- EXERCISE
Isolate every line in the records below with "ffffff" in it.

** START OF TASK INPUTS **

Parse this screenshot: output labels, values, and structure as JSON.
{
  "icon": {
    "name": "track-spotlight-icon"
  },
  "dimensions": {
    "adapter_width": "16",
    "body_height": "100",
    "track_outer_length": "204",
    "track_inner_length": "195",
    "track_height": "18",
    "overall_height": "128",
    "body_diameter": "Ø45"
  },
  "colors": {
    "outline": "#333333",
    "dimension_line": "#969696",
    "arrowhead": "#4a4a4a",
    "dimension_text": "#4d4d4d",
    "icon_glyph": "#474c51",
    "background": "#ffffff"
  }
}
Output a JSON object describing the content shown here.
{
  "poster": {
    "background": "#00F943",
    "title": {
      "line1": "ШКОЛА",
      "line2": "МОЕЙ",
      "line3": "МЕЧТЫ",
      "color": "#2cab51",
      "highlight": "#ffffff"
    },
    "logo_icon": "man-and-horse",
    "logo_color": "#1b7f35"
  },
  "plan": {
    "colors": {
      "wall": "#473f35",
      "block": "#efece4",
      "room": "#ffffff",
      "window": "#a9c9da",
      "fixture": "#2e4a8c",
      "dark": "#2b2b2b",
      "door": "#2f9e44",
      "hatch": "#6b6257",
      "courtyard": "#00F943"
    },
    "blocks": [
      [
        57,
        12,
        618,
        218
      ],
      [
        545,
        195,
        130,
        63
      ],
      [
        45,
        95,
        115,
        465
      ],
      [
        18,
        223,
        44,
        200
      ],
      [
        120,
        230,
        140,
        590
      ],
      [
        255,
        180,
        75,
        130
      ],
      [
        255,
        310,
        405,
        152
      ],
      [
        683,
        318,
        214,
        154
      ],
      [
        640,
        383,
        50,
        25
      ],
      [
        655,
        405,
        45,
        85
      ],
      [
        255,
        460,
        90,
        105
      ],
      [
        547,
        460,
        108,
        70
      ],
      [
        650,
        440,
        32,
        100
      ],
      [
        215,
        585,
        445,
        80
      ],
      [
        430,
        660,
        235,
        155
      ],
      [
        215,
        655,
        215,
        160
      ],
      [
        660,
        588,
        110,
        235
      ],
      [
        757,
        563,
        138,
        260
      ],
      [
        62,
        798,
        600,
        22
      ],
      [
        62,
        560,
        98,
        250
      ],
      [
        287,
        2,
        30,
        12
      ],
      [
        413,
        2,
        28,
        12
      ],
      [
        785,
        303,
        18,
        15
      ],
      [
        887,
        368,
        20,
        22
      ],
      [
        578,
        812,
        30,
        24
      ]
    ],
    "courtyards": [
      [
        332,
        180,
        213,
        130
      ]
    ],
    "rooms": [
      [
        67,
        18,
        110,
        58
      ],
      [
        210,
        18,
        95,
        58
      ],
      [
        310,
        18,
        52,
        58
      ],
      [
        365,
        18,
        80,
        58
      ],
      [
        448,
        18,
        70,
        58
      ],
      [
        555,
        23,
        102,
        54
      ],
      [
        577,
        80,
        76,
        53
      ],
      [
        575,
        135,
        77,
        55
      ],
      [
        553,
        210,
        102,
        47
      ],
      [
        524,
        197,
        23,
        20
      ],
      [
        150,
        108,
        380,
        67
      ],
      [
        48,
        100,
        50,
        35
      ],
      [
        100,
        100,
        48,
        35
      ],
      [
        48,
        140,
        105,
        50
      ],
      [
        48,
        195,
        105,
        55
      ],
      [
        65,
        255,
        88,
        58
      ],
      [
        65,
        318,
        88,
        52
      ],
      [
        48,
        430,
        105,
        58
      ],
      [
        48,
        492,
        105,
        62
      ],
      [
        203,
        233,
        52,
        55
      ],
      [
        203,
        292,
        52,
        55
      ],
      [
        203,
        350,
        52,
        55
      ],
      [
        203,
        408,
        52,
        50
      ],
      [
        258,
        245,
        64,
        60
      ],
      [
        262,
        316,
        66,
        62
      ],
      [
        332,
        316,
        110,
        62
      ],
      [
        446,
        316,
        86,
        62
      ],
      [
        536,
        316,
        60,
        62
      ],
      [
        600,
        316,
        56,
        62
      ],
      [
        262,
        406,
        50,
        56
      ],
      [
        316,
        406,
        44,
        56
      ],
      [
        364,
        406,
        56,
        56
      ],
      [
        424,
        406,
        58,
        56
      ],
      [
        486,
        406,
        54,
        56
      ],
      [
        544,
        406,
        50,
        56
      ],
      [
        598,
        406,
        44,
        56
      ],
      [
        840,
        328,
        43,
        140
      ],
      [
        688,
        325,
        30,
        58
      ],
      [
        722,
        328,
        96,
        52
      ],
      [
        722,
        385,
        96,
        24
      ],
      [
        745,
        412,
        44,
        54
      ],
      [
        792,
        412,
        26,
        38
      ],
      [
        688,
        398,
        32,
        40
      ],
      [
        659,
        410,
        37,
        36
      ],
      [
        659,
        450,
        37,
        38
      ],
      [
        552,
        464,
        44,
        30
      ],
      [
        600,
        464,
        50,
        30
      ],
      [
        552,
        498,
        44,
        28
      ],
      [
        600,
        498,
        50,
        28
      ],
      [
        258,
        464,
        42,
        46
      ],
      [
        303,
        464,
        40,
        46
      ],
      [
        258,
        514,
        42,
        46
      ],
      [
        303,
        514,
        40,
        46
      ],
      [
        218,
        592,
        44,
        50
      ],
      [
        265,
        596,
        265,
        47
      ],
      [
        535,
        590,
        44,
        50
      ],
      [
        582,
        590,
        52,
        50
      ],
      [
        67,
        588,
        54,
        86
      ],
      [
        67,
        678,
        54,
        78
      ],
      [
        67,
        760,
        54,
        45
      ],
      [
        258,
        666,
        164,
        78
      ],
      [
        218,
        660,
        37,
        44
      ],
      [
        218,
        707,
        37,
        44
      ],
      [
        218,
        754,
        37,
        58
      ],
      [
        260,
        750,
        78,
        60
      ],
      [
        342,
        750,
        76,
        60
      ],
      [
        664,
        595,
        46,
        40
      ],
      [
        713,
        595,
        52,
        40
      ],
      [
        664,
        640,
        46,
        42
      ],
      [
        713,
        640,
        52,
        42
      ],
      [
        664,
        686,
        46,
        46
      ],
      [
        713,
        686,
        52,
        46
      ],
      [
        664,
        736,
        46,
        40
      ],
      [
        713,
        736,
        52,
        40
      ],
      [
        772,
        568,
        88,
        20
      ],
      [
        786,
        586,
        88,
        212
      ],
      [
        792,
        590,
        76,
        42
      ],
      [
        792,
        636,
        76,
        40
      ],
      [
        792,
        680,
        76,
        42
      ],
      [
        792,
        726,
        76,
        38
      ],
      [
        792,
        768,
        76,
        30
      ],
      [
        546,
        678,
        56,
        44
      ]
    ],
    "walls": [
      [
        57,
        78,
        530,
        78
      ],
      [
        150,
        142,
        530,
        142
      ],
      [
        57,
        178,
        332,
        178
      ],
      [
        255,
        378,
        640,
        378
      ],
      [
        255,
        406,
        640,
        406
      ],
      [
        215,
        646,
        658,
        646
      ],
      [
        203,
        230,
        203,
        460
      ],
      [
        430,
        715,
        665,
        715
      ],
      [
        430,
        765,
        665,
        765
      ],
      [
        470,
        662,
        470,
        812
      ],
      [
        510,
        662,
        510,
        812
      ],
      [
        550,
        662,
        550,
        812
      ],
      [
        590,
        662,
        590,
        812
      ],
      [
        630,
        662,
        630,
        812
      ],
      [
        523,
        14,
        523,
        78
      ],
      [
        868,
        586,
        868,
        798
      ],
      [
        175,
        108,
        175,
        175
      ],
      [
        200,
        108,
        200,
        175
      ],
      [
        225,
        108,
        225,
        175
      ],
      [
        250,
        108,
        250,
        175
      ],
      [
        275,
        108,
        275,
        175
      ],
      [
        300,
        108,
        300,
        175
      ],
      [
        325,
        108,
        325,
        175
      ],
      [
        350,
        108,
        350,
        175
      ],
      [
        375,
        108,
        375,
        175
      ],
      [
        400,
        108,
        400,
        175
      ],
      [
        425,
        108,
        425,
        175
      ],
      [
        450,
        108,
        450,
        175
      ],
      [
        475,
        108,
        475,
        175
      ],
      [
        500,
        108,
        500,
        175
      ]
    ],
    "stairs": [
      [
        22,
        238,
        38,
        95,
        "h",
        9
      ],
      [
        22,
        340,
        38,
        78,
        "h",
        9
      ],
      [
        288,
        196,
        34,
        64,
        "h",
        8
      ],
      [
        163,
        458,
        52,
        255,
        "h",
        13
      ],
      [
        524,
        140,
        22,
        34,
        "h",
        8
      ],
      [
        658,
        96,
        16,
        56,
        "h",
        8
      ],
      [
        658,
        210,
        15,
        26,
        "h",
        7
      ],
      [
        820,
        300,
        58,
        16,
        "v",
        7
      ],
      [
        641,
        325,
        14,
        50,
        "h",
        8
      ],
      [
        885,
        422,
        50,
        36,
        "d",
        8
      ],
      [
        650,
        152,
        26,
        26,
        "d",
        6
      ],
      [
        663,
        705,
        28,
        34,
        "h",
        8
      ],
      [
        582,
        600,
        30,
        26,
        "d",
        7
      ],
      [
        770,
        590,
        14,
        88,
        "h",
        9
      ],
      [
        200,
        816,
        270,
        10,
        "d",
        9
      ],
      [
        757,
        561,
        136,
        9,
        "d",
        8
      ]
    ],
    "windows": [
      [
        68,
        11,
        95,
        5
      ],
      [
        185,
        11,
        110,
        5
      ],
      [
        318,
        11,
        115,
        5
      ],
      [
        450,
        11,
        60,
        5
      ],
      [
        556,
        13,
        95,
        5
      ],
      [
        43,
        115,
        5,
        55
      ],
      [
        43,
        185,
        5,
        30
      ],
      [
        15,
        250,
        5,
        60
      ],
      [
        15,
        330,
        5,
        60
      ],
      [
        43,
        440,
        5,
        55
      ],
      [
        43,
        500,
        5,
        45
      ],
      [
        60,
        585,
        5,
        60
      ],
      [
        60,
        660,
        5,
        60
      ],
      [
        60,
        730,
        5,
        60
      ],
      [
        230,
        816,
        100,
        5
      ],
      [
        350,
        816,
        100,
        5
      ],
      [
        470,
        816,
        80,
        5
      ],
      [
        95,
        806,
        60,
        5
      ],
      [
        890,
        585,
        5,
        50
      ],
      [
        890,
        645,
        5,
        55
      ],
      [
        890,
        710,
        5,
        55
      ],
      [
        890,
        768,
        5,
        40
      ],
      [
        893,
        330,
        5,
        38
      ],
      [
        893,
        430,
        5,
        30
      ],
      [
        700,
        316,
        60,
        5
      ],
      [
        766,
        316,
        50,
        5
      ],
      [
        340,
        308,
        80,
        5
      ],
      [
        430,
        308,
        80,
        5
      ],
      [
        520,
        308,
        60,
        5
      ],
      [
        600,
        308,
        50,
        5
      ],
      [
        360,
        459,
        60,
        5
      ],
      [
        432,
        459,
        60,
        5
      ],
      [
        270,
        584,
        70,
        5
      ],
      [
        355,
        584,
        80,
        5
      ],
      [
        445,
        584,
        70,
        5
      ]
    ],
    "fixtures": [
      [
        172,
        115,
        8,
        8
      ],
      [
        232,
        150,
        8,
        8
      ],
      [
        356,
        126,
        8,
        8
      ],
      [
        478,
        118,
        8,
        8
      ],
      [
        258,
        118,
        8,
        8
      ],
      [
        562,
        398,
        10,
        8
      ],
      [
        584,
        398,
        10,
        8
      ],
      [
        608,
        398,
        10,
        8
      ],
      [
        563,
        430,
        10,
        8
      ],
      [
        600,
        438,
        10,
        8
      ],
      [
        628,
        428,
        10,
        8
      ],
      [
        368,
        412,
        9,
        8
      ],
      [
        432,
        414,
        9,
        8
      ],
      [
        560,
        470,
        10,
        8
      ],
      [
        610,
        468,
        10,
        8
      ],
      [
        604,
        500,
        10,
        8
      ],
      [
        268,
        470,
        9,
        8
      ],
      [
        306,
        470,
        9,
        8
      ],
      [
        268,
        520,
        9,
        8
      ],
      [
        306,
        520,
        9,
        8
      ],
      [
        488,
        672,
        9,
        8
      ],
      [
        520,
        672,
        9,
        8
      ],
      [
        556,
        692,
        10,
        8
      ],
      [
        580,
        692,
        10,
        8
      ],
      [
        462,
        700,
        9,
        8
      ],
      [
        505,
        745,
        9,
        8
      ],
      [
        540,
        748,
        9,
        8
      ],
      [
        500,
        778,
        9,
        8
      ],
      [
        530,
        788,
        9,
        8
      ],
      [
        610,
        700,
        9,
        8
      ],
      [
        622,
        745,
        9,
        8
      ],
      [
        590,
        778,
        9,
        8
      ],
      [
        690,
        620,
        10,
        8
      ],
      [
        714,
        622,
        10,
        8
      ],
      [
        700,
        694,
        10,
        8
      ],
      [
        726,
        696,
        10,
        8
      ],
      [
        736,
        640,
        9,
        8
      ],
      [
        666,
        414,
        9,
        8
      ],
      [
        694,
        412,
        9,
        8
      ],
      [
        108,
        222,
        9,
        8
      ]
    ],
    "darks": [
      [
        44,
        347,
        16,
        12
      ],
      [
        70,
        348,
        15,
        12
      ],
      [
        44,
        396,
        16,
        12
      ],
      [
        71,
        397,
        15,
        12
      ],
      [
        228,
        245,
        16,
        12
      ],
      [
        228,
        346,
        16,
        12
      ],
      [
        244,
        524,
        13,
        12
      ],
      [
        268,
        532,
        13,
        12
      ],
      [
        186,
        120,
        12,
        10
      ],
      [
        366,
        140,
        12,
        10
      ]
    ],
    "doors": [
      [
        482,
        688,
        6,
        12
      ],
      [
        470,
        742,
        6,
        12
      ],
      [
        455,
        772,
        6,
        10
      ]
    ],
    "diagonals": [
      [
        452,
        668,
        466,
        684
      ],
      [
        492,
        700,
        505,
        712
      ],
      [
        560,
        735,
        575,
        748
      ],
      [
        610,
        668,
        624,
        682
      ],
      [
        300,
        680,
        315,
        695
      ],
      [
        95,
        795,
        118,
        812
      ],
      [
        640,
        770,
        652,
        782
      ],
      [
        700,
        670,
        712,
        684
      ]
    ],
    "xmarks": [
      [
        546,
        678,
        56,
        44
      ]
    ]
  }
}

** END OF TASK INPUTS **

- SOLVED PROBLEM
    "background": "#ffffff"
      "highlight": "#ffffff"
      "room": "#ffffff",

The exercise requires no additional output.